## SET TASK 1
Answer these questions about the passage on school-gate traffic:
(a) Which charity did the school invite in?
(b) What two things helped the organiser win the children over?
(c) For how long did the scheme work?
## SET TASK 2
Which words does the passage on school-gate traffic use to describe the organiser who spoke at the first assembly?

## PASSAGE

They know it's a minor miracle that no one has yet been crushed by the
cars jostling to get as close as possible to the school gates. But
thanks to the government's refusal to legislate, there is little they
can do. Far from freeing us from effort, the absence of regulation
wastes everybody's time.
At my suggestion, the school invited the charity Living Streets
<https://www.livingstreets.org.uk/> to come in and enthuse the children
about walking or cycling to school. I attended the first assembly at
which one of their organisers spoke. She was lively, funny and
captivating. With the help of a giant puppet and the promise of badges
if they joined in, the children went wild for her, and for the cause.
The school, led by its committed headteacher, has done everything it can
to support the scheme.
For a few weeks, it worked. Everyone noticed the difference. No longer
were cars mounting the pavement – and almost mounting each other –
outside the gates. The children were using their legs, families were
talking to each other on the way. But the cars have crept back in, and
now, though the clever and catchy programme continues, we're almost back
where we started: school begins and ends under a cloud.

## SUPPLIED RECORDS
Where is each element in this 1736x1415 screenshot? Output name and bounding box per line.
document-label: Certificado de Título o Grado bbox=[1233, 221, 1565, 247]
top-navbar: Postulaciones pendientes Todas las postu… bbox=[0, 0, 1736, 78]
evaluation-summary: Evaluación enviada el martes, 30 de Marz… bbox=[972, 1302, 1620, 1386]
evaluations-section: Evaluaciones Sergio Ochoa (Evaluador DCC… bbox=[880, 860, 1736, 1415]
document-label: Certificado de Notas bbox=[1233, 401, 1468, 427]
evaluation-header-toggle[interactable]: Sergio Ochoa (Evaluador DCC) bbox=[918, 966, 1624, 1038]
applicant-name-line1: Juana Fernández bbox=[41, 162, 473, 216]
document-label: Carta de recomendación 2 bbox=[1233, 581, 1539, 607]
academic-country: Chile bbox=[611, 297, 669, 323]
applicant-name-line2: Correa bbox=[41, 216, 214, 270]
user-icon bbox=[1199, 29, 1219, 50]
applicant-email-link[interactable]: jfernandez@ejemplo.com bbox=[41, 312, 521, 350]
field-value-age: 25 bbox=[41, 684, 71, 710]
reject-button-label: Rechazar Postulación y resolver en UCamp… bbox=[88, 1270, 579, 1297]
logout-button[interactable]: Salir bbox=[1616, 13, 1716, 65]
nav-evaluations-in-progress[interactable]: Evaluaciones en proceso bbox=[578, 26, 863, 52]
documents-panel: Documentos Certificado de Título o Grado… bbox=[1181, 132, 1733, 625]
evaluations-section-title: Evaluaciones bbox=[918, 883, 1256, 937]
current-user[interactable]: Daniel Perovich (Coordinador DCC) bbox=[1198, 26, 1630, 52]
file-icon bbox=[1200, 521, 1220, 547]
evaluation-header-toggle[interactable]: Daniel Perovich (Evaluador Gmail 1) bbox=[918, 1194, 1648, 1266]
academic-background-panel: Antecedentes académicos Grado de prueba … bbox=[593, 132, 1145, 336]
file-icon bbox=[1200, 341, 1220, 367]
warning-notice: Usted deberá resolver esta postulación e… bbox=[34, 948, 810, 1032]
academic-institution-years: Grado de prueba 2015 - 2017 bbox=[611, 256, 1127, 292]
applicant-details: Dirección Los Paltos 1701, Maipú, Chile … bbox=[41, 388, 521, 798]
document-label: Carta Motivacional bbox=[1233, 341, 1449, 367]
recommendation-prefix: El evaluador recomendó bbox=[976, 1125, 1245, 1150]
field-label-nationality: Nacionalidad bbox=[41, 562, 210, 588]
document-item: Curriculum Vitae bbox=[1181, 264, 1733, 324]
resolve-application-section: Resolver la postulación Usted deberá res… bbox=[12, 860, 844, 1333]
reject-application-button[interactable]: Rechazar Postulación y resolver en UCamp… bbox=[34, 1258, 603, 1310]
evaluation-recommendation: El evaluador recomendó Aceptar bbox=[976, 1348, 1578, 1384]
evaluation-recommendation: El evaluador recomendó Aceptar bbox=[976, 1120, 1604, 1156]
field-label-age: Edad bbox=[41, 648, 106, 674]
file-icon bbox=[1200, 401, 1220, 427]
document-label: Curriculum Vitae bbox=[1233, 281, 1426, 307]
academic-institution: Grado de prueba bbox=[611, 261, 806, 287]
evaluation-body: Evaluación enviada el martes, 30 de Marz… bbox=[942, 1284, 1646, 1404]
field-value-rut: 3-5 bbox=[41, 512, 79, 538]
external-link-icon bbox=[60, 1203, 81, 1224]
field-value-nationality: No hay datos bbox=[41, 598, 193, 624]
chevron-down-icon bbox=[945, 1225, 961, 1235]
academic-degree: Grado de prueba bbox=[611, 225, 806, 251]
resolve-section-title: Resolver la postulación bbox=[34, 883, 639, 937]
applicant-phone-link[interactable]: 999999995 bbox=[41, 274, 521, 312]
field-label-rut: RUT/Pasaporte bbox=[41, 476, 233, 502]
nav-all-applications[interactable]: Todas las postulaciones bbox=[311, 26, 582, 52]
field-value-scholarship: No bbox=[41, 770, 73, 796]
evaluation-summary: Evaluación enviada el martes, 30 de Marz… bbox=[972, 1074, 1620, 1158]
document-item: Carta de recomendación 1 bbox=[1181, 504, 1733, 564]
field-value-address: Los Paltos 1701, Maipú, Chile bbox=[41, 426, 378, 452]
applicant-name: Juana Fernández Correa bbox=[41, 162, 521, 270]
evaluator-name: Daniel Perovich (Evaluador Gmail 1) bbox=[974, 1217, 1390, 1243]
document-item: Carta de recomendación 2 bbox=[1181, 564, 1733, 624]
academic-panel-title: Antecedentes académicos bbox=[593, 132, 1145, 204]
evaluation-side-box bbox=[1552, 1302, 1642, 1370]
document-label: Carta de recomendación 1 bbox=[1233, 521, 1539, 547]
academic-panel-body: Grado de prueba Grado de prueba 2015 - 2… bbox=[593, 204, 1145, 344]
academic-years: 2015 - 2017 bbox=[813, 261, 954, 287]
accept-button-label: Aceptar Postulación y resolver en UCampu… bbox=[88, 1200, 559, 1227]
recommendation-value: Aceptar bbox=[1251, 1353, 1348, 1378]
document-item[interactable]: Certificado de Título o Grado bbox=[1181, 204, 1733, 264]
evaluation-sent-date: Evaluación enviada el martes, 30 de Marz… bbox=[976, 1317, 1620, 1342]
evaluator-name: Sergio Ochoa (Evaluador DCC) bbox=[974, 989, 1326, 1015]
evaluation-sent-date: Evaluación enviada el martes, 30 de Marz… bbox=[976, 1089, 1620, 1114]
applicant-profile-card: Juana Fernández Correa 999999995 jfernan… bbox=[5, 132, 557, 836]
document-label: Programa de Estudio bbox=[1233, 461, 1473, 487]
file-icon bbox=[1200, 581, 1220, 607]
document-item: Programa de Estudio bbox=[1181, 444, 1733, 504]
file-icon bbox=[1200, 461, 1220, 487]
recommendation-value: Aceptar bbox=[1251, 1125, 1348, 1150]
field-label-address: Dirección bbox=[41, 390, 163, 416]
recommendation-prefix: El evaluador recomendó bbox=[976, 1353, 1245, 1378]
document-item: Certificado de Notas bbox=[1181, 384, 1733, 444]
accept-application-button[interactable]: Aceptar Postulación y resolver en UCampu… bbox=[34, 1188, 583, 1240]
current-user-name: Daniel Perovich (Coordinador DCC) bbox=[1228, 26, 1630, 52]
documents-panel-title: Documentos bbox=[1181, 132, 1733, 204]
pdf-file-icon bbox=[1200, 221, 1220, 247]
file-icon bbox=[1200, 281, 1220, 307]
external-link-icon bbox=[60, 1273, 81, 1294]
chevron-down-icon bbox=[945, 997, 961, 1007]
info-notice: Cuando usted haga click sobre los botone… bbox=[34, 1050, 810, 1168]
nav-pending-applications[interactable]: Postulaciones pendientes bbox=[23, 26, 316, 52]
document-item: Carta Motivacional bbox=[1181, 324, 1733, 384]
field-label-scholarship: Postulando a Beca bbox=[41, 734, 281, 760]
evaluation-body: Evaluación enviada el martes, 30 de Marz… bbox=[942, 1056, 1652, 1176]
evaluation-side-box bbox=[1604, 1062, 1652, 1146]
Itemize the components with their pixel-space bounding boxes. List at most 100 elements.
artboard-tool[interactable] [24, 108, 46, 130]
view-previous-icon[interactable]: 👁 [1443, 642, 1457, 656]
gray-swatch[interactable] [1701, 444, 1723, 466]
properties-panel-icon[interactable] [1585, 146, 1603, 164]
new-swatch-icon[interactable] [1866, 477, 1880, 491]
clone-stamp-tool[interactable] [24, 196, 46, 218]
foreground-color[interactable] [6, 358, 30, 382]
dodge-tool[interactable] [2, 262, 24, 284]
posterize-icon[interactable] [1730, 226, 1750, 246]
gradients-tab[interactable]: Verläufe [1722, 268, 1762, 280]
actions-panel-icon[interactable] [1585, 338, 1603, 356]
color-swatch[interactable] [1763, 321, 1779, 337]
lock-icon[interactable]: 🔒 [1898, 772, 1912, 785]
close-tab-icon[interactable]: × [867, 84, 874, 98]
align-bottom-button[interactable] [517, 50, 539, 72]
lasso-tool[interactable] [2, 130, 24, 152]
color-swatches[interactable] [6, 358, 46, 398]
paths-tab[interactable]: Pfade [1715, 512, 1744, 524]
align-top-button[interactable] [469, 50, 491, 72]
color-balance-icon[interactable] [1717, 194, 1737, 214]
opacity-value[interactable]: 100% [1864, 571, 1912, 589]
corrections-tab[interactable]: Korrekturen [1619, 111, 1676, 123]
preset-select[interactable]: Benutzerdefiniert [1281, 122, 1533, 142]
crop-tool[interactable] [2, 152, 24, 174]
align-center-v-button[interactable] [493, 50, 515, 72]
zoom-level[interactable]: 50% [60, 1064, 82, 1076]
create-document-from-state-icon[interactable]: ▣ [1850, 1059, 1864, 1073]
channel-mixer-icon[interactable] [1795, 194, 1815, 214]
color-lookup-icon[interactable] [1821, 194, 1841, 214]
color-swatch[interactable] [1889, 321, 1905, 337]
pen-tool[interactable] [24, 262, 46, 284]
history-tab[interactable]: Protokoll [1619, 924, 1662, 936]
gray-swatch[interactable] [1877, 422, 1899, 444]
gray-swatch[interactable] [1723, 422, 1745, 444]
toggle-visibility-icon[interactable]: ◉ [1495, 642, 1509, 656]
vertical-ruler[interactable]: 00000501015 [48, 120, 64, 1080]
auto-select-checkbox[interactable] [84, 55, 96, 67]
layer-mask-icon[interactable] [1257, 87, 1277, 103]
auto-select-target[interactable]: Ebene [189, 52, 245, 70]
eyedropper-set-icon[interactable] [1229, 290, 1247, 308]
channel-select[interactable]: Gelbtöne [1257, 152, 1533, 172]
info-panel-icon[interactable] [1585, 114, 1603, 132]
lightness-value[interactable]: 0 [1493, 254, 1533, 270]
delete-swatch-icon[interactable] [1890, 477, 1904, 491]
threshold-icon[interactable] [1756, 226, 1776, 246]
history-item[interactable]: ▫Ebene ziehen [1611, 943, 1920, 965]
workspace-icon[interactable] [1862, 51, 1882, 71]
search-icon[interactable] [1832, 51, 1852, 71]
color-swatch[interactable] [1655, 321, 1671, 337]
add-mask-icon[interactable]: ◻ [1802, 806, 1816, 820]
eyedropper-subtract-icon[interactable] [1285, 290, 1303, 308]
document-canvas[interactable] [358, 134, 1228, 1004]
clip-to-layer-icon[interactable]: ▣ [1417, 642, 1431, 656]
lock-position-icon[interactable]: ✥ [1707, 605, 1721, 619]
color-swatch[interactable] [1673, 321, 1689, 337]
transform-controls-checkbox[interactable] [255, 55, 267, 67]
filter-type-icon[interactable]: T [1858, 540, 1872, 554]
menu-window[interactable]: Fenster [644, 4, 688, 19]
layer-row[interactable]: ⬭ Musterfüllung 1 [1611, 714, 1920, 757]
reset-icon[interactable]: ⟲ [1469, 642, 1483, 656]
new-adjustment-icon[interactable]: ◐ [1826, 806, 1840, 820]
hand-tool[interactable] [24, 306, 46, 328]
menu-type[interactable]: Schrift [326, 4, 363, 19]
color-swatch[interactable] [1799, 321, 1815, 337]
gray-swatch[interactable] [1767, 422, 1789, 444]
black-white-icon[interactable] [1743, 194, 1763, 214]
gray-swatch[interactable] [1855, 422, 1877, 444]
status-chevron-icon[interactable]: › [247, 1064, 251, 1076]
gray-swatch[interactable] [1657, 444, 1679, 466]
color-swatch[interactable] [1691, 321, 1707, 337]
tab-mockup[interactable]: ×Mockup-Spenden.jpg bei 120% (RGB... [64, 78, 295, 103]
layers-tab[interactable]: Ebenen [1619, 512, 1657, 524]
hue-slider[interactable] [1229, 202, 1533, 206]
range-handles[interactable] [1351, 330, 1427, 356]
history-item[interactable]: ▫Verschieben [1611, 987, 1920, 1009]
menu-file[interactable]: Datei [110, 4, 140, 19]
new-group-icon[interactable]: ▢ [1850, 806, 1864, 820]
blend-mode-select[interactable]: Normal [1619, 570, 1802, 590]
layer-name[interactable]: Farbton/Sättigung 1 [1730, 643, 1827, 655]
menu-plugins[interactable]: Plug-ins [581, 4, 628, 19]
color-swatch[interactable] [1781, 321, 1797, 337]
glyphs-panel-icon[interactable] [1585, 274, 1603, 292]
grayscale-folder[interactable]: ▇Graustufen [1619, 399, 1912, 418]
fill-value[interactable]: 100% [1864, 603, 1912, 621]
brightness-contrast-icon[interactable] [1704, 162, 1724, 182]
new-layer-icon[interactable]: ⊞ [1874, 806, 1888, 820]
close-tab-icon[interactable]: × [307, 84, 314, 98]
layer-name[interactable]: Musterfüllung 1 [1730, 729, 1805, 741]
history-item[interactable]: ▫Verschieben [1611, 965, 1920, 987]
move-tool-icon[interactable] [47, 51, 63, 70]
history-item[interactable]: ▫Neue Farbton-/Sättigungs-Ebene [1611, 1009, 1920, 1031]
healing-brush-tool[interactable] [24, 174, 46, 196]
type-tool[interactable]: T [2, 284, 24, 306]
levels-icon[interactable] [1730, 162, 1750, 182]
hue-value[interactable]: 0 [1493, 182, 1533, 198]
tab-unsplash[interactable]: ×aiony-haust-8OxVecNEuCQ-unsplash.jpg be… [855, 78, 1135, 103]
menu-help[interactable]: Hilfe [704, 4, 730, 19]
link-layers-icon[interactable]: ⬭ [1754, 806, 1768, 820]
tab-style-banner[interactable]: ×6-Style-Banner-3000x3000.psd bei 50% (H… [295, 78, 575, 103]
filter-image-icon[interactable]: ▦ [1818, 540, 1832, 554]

## SOLUTION 1
(a) Living Streets
(b) A giant puppet and the promise of badges
(c) A few weeks

## SOLUTION 2
lively, funny, captivating